[WHAT TO PRODUCE] Copy out the entries below in full and exactly.

[MATERIAL FOR THIS EXERCISE]

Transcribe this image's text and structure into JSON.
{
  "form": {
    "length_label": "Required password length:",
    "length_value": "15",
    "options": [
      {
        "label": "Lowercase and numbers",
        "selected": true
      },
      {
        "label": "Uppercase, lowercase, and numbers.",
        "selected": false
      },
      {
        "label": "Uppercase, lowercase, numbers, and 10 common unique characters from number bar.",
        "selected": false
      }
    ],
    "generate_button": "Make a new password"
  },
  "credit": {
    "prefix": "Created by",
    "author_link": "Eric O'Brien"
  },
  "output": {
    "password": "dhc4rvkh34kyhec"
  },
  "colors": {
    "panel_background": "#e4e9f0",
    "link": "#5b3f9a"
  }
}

[RESULT FOR THIS EXERCISE]
Transcribe this image's text and structure into JSON.
{
  "form": {
    "length_label": "Required password length:",
    "length_value": "15",
    "options": [
      {
        "label": "Lowercase and numbers",
        "selected": true
      },
      {
        "label": "Uppercase, lowercase, and numbers.",
        "selected": false
      },
      {
        "label": "Uppercase, lowercase, numbers, and 10 common unique characters from number bar.",
        "selected": false
      }
    ],
    "generate_button": "Make a new password"
  },
  "credit": {
    "prefix": "Created by",
    "author_link": "Eric O'Brien"
  },
  "output": {
    "password": "dhc4rvkh34kyhec"
  },
  "colors": {
    "panel_background": "#e4e9f0",
    "link": "#5b3f9a"
  }
}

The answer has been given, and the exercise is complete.